Problem description: Determine the number of lines in these entries that hold the word "Gross". Give the number and nothing more.

** begin Record extracts **

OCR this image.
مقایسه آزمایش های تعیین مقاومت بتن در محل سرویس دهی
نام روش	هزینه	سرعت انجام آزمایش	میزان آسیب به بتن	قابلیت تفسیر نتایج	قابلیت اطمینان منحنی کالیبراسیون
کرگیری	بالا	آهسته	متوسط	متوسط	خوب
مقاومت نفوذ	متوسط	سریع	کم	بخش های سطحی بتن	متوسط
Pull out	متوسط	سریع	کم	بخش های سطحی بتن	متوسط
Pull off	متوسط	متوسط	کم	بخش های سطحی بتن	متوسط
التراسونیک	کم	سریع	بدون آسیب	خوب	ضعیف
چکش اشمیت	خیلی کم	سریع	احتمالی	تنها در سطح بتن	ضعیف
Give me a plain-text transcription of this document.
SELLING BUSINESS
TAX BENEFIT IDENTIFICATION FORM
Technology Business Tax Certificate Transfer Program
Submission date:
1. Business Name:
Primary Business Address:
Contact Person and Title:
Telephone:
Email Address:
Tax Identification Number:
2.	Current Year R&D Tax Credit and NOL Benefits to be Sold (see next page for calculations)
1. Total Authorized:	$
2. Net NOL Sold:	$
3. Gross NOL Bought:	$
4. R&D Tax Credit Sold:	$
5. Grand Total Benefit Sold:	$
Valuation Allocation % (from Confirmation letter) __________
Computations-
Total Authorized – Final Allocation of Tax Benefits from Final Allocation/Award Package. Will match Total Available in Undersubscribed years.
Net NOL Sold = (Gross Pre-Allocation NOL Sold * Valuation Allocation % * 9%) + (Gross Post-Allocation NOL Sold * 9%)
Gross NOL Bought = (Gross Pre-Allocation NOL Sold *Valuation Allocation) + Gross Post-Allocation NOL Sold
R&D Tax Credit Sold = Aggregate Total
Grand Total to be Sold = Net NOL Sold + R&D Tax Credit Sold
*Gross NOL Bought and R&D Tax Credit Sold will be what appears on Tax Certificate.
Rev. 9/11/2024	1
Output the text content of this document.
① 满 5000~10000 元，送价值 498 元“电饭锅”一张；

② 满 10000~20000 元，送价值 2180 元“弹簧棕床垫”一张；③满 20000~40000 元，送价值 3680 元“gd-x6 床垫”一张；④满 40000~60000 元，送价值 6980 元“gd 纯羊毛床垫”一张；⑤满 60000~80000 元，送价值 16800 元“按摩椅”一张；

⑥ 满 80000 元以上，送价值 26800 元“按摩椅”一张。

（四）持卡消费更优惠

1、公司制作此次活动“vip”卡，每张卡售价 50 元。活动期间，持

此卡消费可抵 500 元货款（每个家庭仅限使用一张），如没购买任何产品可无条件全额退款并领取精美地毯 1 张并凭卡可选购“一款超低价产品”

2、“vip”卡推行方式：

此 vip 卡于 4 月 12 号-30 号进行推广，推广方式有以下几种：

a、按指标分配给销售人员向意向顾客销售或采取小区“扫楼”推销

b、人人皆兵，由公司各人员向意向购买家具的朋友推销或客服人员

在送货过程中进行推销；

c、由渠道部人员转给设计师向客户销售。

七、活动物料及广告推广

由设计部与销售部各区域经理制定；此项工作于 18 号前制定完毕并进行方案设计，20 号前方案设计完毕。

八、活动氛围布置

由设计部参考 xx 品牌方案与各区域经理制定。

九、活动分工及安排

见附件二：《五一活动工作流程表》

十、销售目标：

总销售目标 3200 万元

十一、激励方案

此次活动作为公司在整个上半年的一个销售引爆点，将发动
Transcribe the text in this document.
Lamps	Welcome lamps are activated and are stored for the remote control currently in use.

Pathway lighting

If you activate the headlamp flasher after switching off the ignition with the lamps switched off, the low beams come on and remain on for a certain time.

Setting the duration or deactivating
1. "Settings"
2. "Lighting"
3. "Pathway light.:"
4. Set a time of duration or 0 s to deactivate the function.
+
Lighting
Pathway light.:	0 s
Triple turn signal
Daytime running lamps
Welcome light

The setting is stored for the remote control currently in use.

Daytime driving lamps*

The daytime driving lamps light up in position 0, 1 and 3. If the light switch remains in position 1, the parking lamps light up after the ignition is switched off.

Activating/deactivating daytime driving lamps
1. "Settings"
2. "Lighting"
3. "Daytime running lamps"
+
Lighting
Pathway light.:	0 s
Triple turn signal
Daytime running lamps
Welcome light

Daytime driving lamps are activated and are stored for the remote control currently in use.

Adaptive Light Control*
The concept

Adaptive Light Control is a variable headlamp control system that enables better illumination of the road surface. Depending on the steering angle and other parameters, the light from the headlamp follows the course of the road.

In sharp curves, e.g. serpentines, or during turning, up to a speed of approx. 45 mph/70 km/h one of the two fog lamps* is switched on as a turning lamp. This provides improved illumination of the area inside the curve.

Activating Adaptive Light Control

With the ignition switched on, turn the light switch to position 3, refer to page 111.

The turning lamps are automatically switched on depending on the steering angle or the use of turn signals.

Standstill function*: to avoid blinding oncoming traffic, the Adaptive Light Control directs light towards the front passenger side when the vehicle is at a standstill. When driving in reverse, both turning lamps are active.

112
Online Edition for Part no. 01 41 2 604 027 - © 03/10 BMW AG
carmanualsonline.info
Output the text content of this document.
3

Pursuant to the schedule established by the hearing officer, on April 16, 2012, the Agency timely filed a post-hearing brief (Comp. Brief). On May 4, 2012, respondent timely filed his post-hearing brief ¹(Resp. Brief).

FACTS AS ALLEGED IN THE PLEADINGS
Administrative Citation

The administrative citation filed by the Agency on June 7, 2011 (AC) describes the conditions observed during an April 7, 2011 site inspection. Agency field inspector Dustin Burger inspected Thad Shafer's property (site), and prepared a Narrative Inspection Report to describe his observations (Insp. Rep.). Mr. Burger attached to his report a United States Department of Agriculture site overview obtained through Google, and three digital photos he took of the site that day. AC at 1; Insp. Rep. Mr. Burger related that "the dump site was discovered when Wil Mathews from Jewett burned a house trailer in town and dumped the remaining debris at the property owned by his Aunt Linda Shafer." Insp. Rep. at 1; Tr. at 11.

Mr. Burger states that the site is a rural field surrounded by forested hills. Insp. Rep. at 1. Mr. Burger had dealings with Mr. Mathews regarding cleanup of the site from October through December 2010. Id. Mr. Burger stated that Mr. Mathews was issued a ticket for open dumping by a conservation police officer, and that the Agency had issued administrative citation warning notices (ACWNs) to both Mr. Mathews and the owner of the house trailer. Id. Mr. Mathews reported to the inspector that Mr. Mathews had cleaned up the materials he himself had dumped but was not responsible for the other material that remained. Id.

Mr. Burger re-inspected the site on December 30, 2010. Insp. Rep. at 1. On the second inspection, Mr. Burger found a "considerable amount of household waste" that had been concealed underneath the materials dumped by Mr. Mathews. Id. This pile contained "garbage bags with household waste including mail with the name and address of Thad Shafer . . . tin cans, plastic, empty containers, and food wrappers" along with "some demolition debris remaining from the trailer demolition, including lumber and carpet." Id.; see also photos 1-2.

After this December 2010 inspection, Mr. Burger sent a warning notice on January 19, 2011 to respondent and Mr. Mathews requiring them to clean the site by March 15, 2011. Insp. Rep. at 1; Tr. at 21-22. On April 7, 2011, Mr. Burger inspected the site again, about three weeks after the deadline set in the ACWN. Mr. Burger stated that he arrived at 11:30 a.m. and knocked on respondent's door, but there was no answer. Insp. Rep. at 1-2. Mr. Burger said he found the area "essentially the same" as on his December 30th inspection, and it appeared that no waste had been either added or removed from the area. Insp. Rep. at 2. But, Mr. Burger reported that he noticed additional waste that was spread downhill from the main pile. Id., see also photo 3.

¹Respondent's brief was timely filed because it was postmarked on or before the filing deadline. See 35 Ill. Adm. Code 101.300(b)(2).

** end Record extracts **

The output: 4